* **Entries taken from a collection**
— Start —
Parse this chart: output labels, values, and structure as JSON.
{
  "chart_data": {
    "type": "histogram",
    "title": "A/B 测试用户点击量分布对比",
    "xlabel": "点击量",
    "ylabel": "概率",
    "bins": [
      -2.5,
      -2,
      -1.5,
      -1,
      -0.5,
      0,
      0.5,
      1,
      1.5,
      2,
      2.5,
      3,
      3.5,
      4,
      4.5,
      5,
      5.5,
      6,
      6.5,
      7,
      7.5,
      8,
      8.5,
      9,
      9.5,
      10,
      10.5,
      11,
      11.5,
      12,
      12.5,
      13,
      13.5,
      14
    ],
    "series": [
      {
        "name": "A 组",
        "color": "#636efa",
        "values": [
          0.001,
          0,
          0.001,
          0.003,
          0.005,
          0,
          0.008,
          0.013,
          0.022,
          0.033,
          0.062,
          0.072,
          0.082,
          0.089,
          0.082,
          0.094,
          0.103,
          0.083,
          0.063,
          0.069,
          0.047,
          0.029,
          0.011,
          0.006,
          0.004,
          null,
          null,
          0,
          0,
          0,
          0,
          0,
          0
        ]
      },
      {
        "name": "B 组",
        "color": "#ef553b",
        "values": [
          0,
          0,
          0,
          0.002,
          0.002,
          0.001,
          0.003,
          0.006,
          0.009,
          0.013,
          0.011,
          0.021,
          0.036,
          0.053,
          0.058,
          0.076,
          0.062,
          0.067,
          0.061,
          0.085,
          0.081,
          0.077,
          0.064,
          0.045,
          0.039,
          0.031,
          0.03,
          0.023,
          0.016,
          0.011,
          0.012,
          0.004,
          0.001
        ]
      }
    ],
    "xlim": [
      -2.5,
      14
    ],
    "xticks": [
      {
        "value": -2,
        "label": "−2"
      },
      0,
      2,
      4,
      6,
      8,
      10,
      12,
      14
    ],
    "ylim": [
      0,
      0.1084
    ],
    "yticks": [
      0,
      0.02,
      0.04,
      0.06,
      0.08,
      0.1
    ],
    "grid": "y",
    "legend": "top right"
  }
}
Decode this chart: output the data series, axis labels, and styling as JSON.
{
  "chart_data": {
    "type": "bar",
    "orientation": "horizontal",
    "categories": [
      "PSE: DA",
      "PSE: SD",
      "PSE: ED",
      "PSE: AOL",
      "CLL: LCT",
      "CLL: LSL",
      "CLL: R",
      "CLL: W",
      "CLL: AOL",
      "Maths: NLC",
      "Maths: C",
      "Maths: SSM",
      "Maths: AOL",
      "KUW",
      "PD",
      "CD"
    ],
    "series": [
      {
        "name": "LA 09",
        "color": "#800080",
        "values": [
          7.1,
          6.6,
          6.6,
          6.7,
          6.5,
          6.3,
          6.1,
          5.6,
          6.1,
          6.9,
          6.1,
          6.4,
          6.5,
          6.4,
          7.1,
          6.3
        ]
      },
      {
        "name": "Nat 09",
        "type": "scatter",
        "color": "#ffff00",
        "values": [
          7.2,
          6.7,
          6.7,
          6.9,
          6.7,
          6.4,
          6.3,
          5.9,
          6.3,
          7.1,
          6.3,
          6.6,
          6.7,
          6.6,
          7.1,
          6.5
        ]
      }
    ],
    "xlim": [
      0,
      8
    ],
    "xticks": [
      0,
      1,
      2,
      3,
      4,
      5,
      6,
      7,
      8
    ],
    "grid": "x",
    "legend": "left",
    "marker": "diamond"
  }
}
— End —
Locate all lines holding the word "labels", then copy them out.

* **Answer in full**
Parse this chart: output labels, values, and structure as JSON.
Decode this chart: output the data series, axis labels, and styling as JSON.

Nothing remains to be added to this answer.